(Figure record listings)
** Begin **

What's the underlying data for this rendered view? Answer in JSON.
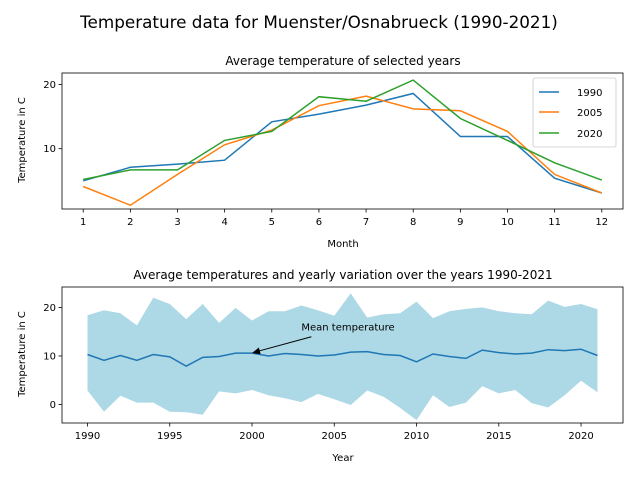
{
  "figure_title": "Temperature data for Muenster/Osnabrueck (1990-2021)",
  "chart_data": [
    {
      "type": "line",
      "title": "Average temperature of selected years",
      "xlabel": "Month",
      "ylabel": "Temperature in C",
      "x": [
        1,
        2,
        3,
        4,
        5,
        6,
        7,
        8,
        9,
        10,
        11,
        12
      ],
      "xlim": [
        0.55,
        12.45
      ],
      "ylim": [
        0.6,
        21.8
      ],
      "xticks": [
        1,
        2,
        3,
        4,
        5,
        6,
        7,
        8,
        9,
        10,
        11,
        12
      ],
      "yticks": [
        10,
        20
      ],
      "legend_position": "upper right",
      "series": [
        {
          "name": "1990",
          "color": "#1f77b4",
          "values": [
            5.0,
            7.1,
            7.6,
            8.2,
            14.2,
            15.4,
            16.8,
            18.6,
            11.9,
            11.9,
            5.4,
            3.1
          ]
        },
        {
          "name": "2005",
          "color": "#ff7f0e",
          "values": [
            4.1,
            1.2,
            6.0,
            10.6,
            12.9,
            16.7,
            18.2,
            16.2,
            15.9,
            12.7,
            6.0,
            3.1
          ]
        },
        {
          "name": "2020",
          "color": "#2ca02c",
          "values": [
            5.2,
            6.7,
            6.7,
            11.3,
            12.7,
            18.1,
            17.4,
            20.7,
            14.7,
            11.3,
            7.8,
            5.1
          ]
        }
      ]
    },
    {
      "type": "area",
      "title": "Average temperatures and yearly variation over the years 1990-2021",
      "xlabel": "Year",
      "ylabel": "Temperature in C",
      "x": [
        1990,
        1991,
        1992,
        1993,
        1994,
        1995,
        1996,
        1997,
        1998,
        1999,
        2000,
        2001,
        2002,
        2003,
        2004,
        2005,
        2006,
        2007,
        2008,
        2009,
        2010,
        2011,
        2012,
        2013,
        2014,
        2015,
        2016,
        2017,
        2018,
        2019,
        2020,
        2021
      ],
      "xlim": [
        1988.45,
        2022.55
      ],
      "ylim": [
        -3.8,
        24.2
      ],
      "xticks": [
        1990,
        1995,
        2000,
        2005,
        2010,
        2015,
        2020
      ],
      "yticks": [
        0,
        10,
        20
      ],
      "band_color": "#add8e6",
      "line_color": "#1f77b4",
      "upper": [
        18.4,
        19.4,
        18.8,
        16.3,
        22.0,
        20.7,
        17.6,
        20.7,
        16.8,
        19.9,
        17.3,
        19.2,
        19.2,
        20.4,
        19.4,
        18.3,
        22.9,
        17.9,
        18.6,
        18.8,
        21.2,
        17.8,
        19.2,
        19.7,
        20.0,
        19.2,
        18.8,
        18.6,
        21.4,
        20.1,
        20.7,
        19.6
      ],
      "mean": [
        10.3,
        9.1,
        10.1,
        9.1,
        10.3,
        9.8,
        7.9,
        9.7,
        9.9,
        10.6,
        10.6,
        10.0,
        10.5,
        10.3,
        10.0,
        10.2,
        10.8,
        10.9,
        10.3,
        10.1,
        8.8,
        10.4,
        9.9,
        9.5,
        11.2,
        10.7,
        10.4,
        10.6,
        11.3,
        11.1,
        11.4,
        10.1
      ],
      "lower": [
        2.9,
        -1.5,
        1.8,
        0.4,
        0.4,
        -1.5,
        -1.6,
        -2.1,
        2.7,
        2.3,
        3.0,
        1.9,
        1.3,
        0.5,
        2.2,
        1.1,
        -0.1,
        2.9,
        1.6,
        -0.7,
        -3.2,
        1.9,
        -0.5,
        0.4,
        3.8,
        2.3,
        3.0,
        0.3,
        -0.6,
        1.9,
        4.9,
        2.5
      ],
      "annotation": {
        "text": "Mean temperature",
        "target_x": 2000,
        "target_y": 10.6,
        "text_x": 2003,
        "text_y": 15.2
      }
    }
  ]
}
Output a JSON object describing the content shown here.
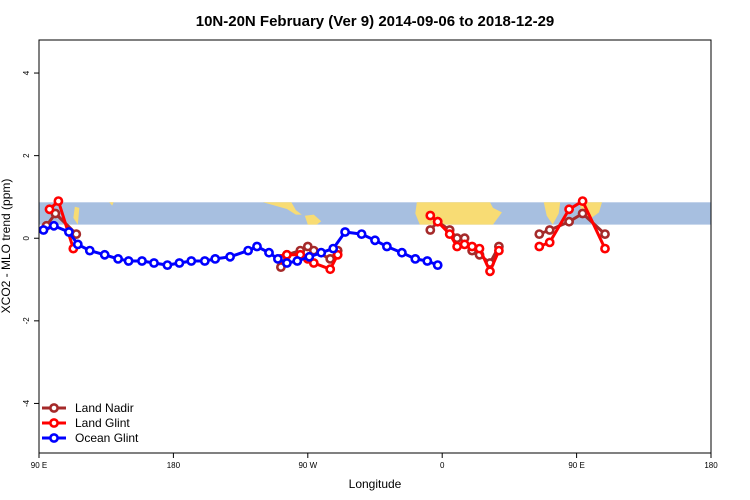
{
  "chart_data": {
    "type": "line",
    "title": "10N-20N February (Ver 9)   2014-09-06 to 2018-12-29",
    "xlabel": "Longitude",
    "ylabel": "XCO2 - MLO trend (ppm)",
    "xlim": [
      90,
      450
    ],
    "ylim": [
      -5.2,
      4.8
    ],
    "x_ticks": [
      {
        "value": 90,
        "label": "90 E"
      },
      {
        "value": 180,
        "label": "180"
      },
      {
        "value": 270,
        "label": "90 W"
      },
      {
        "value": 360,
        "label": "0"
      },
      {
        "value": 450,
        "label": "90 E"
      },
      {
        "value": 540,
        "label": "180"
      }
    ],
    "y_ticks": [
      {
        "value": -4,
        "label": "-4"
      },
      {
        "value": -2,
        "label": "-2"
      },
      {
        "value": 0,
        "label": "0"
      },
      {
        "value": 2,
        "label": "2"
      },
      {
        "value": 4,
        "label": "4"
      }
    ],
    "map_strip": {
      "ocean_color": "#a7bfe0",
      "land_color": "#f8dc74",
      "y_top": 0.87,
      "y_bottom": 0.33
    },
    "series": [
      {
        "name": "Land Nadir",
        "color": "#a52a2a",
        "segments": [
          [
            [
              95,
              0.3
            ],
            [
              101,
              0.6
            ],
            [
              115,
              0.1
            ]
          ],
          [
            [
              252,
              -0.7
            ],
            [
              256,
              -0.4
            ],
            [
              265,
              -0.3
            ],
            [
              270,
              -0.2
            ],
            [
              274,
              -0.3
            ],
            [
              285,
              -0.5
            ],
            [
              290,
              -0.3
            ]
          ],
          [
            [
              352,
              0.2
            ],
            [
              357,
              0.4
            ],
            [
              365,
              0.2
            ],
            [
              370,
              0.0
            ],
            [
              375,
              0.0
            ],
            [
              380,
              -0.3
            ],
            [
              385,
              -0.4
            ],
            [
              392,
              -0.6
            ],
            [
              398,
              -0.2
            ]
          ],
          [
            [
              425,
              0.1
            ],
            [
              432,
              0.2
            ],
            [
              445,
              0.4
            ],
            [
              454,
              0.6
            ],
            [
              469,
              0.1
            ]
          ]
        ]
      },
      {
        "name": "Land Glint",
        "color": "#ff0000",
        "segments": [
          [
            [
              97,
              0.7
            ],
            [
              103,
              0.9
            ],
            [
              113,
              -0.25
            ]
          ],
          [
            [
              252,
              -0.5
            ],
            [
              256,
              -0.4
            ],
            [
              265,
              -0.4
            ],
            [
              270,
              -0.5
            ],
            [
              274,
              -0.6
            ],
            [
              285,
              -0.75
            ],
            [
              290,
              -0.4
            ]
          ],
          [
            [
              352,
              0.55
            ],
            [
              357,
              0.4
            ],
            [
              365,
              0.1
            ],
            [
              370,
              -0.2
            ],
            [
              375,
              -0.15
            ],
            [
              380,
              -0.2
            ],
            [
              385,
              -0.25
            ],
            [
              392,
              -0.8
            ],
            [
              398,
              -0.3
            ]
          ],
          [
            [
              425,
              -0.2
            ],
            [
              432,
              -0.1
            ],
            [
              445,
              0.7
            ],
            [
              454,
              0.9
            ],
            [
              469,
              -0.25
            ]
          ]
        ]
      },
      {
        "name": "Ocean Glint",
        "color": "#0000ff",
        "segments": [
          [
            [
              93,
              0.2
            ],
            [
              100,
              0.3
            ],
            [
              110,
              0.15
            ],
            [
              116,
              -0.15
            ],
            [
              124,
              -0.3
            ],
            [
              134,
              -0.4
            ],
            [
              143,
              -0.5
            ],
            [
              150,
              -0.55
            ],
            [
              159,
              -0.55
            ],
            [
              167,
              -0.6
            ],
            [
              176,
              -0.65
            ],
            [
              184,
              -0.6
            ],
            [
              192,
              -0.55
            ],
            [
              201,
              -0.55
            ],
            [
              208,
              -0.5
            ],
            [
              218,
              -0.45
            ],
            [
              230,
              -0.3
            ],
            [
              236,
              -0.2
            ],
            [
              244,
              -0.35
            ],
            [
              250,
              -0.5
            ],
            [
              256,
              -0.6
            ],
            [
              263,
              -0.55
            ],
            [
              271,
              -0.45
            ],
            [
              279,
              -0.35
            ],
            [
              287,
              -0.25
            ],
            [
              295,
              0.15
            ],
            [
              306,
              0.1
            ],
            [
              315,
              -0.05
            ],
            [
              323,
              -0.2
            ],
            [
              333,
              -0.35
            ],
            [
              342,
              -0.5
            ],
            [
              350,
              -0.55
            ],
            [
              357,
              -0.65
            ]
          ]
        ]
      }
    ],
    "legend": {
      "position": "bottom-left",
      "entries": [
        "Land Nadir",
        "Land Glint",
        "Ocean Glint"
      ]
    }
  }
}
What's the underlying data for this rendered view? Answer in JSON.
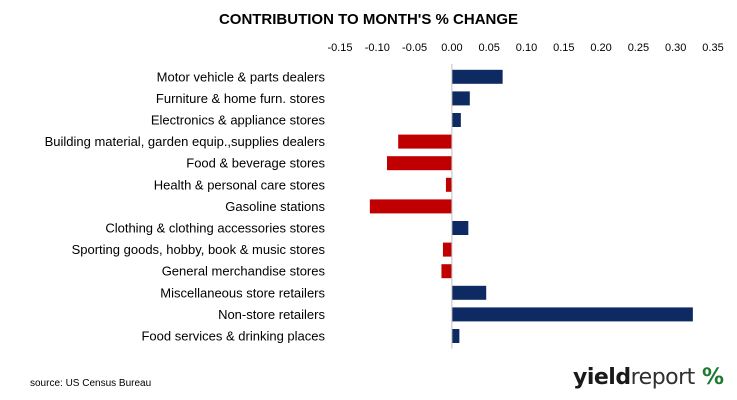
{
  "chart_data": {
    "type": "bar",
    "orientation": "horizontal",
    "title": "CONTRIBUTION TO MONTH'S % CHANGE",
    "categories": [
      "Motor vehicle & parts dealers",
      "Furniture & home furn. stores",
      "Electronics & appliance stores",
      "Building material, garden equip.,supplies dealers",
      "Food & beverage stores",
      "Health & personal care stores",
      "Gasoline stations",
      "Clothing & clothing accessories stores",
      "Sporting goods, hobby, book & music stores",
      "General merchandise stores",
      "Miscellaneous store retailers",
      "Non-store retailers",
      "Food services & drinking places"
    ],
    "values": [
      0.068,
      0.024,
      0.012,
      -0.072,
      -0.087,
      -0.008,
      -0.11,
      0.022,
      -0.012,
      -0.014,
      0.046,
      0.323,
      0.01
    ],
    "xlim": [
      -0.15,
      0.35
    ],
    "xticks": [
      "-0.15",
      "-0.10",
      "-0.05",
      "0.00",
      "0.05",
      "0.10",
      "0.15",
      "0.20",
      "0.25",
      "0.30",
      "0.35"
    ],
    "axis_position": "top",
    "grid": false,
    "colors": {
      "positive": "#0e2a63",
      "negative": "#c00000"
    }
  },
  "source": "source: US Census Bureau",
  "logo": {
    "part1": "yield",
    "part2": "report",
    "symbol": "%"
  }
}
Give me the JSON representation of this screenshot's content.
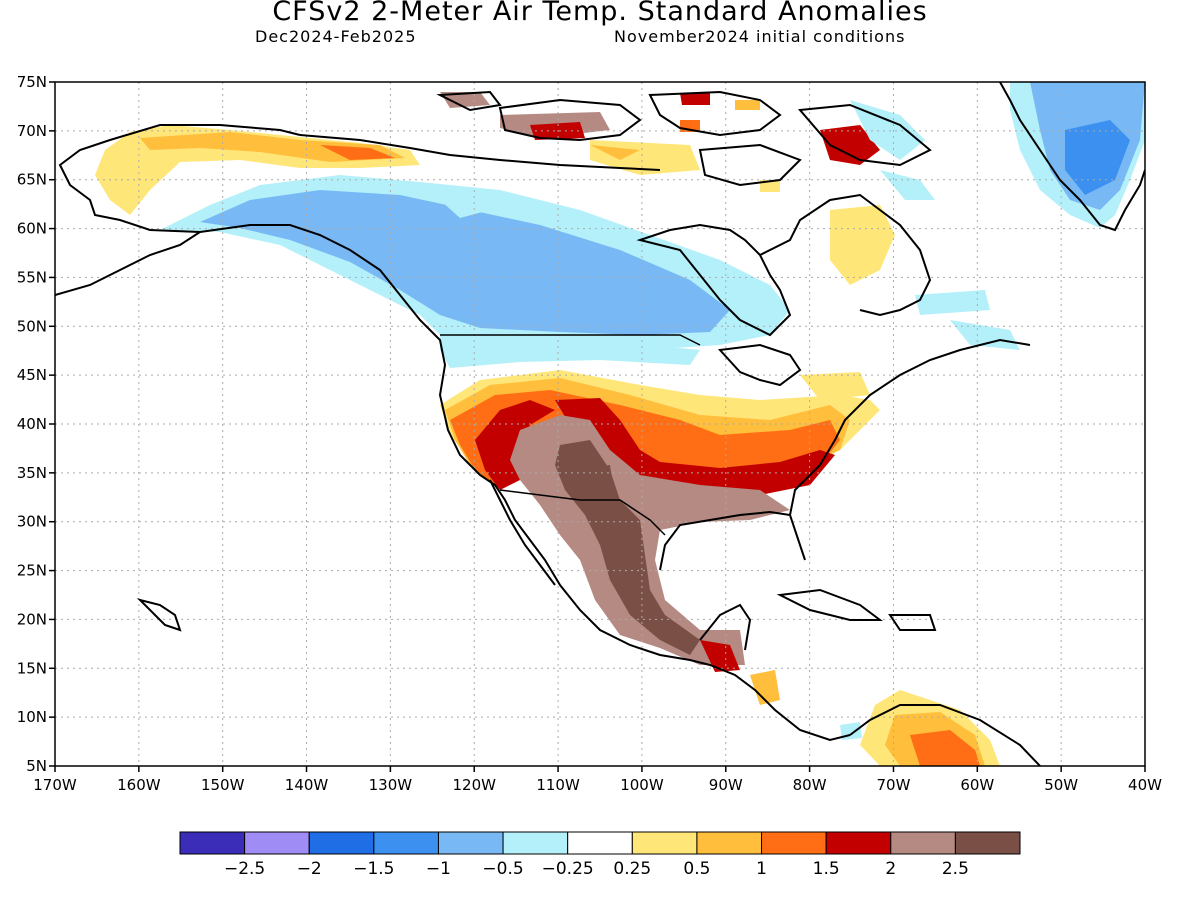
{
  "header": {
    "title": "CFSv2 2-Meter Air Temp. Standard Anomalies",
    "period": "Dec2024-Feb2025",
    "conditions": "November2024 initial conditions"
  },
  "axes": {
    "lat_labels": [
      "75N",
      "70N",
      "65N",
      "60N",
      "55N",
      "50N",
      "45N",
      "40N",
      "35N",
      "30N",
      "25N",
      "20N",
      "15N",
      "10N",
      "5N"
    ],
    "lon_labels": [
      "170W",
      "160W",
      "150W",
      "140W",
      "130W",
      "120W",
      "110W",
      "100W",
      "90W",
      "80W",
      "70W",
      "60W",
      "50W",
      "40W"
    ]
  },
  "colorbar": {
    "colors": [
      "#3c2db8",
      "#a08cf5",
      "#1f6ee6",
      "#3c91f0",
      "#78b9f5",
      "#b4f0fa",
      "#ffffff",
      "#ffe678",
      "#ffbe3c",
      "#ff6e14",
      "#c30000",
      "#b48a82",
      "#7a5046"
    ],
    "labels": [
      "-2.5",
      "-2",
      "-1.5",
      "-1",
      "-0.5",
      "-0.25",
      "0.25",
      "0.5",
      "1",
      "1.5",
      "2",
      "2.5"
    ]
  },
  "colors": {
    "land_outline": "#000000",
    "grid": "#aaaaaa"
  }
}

** End **

(Do this): Tell how many lines in the records above contain "dealers", giving the number and no other words.

(Output for this task): 2